(TASK DIRECTIONS): Copy out lines with the word "NoNgNgNgNgNgNgNgNgNgNgNgNN" from the material that follows.

(Extracts from a graphics dataset):

======

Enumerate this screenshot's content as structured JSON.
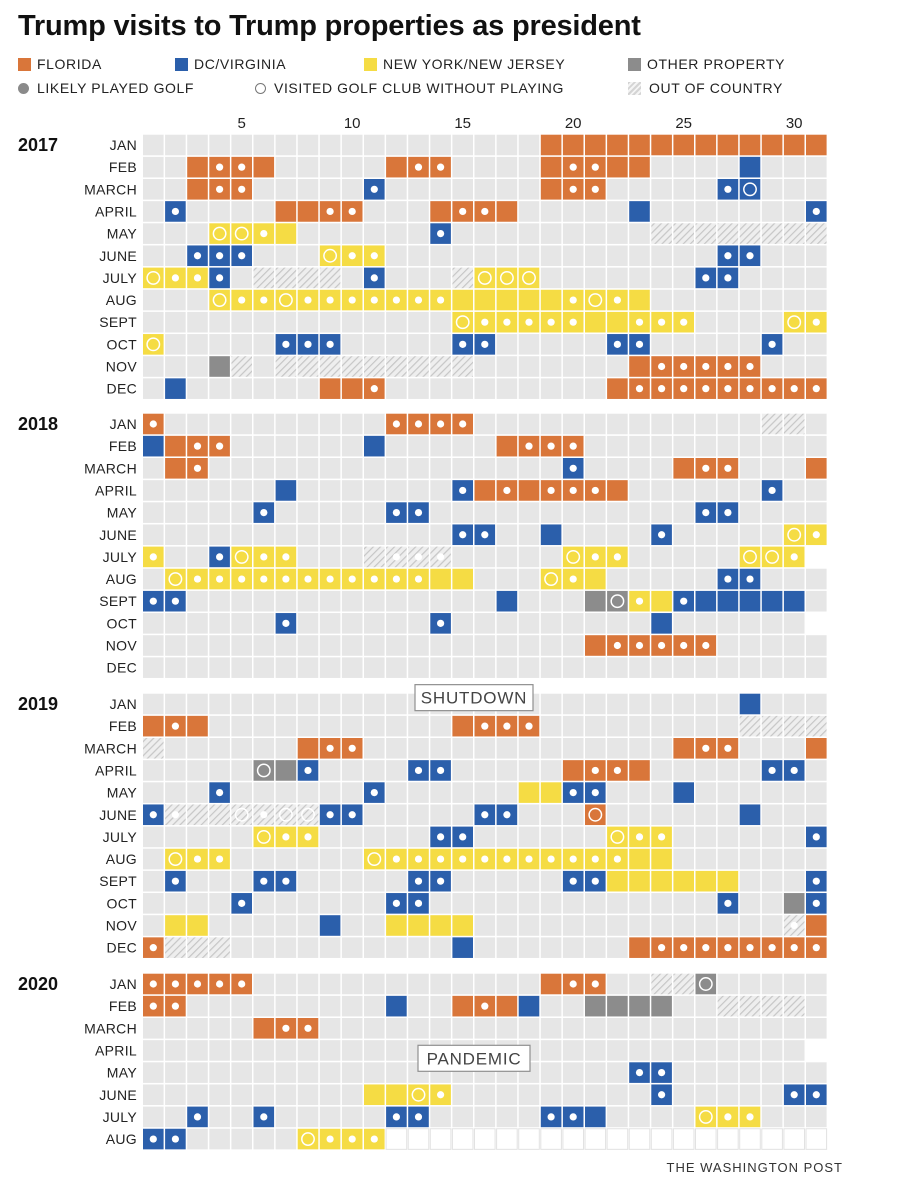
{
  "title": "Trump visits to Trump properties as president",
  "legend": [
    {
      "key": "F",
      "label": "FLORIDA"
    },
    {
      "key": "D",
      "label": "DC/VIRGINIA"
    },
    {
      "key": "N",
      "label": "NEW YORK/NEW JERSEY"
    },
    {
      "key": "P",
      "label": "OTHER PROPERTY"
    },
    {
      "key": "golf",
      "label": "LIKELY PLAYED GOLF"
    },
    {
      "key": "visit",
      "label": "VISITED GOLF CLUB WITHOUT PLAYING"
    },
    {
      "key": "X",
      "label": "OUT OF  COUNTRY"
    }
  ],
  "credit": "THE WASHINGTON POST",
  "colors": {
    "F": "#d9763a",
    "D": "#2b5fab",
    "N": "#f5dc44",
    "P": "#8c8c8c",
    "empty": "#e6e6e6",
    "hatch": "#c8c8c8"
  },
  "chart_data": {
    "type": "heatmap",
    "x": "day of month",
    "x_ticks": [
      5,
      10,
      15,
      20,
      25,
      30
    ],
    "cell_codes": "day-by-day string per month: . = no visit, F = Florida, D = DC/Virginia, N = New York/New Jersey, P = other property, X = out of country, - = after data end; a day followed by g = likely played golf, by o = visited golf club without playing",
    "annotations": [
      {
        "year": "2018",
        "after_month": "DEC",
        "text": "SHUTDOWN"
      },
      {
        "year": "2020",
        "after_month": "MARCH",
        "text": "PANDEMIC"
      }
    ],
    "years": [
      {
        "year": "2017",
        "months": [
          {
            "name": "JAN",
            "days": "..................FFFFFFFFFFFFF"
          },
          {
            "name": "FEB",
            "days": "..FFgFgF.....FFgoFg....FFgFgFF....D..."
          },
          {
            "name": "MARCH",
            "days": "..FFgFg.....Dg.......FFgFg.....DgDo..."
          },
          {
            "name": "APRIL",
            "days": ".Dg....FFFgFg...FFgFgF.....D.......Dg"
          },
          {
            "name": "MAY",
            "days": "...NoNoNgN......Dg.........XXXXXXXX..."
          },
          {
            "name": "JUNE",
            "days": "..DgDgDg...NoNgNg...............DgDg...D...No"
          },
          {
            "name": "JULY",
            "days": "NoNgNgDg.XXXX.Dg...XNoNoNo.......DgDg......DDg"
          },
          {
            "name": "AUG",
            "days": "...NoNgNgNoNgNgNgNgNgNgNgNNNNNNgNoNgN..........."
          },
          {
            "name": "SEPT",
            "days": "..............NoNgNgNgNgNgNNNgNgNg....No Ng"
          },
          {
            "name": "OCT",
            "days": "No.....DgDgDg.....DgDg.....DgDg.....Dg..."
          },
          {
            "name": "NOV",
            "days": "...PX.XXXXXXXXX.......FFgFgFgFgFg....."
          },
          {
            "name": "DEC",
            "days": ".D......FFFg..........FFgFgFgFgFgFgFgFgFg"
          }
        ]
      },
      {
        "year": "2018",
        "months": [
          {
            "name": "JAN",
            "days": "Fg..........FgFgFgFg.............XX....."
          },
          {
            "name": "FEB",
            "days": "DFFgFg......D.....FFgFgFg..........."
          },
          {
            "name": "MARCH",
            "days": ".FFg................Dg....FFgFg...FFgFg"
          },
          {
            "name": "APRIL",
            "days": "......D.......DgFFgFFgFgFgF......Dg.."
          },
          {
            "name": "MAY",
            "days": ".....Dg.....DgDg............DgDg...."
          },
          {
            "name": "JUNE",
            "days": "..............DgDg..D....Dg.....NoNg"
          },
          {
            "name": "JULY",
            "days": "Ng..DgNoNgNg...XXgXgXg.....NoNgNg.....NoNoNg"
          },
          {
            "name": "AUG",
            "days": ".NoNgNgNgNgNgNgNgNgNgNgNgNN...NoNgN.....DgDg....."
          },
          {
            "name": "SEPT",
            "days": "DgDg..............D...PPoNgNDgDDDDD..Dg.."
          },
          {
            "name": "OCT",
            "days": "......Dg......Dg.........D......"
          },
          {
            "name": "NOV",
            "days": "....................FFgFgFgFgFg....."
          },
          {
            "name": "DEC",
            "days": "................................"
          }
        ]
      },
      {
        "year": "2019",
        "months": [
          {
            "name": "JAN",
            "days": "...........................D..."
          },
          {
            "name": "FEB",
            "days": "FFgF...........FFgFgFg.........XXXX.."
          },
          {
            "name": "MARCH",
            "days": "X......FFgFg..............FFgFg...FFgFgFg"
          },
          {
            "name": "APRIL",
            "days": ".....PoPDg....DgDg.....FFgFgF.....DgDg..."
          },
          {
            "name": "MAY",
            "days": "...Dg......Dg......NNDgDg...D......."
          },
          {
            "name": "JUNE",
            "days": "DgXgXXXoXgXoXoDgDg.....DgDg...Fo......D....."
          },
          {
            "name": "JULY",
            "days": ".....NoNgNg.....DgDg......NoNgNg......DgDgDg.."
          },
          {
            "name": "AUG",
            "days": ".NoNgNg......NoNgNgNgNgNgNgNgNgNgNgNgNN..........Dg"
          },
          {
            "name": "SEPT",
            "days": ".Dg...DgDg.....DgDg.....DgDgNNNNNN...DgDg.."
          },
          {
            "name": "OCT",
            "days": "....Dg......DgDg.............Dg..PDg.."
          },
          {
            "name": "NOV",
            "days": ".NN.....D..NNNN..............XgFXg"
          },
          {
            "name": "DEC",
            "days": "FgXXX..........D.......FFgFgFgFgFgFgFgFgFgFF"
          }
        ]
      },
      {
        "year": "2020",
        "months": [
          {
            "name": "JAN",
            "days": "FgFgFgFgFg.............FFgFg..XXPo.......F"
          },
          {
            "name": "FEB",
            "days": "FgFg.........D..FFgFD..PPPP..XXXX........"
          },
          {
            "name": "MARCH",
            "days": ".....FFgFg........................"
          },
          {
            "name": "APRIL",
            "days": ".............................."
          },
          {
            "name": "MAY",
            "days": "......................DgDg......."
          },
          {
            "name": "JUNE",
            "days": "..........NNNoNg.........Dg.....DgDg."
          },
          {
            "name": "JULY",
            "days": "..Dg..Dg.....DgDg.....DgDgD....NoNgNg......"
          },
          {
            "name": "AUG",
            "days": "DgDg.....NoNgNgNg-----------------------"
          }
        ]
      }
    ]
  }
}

======

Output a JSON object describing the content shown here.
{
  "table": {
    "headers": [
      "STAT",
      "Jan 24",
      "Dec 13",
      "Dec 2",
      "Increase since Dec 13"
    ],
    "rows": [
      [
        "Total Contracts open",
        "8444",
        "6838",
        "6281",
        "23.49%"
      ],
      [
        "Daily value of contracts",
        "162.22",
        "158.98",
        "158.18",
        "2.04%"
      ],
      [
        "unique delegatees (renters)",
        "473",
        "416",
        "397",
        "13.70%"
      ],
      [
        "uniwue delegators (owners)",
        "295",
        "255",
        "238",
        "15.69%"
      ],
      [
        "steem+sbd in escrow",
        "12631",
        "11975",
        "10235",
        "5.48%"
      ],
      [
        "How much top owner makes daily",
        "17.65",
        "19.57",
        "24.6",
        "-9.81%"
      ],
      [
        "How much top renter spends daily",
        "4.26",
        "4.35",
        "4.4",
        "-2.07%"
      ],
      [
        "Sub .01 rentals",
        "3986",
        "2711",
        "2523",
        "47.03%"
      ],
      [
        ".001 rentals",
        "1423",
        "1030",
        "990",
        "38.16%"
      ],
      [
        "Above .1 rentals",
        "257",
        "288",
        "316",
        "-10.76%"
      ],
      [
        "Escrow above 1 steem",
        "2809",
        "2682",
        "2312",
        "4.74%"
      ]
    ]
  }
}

======

(ANSWER TO THIS PROBLEM):
            "days": ".NoNgNgNgNgNgNgNgNgNgNgNgNN...NoNgN.....DgDg....."
            "days": ".NoNgNg......NoNgNgNgNgNgNgNgNgNgNgNgNN..........Dg"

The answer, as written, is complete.